EXERCISE REQUIREMENTS: Copy all the data exactly, except the pictures.

Stored data:

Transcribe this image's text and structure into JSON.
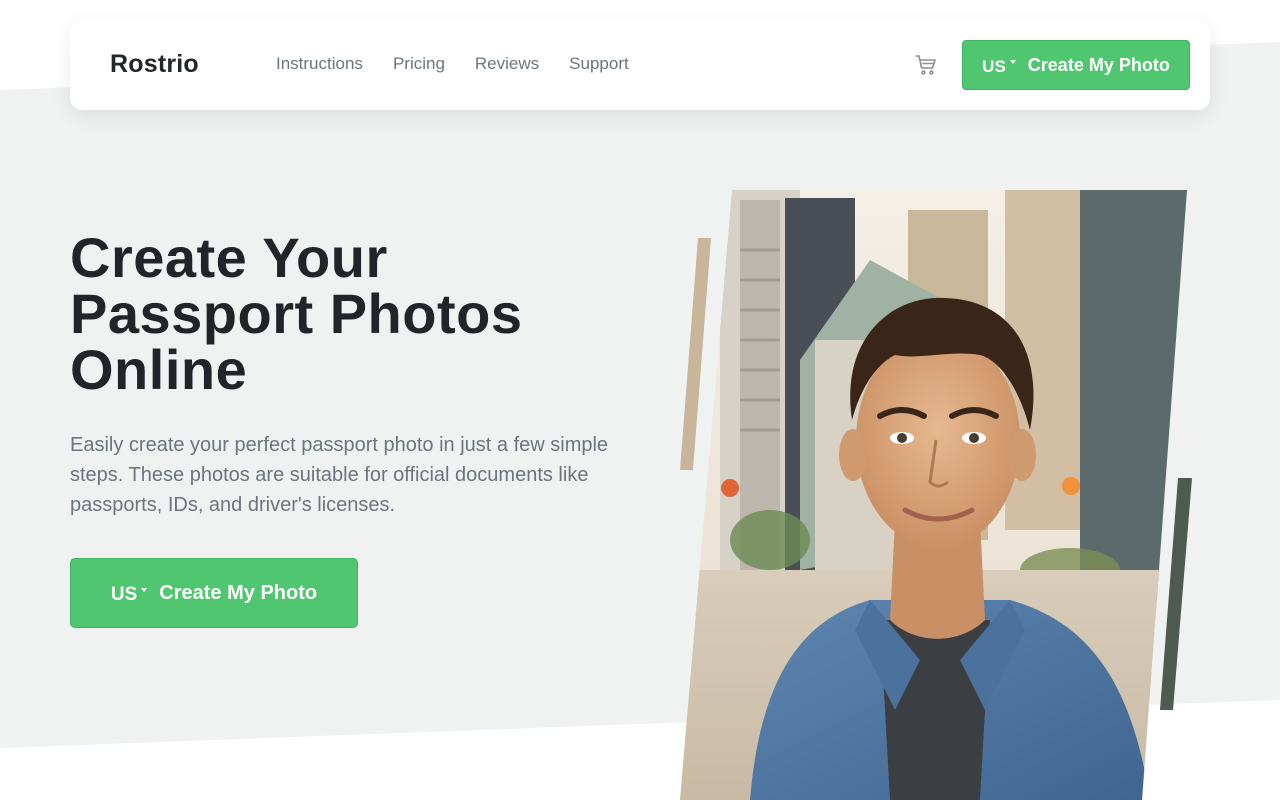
{
  "colors": {
    "accent": "#4fc66f",
    "hero_background": "#f0f2f1",
    "heading": "#212529",
    "muted_text": "#6c757d"
  },
  "navbar": {
    "brand": "Rostrio",
    "links": [
      {
        "label": "Instructions"
      },
      {
        "label": "Pricing"
      },
      {
        "label": "Reviews"
      },
      {
        "label": "Support"
      }
    ],
    "cart_icon": "shopping-cart-icon",
    "cta": {
      "country": "US",
      "label": "Create My Photo"
    }
  },
  "hero": {
    "title_lines": [
      "Create Your",
      "Passport Photos",
      "Online"
    ],
    "description": "Easily create your perfect passport photo in just a few simple steps. These photos are suitable for official documents like passports, IDs, and driver's licenses.",
    "cta": {
      "country": "US",
      "label": "Create My Photo"
    },
    "image": "portrait-photo-young-man-city-street"
  }
}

TASK OUTPUT:
Transcribe this image's text and structure into JSON.
{
  "colors": {
    "accent": "#4fc66f",
    "hero_background": "#f0f2f1",
    "heading": "#212529",
    "muted_text": "#6c757d"
  },
  "navbar": {
    "brand": "Rostrio",
    "links": [
      {
        "label": "Instructions"
      },
      {
        "label": "Pricing"
      },
      {
        "label": "Reviews"
      },
      {
        "label": "Support"
      }
    ],
    "cart_icon": "shopping-cart-icon",
    "cta": {
      "country": "US",
      "label": "Create My Photo"
    }
  },
  "hero": {
    "title_lines": [
      "Create Your",
      "Passport Photos",
      "Online"
    ],
    "description": "Easily create your perfect passport photo in just a few simple steps. These photos are suitable for official documents like passports, IDs, and driver's licenses.",
    "cta": {
      "country": "US",
      "label": "Create My Photo"
    },
    "image": "portrait-photo-young-man-city-street"
  }
}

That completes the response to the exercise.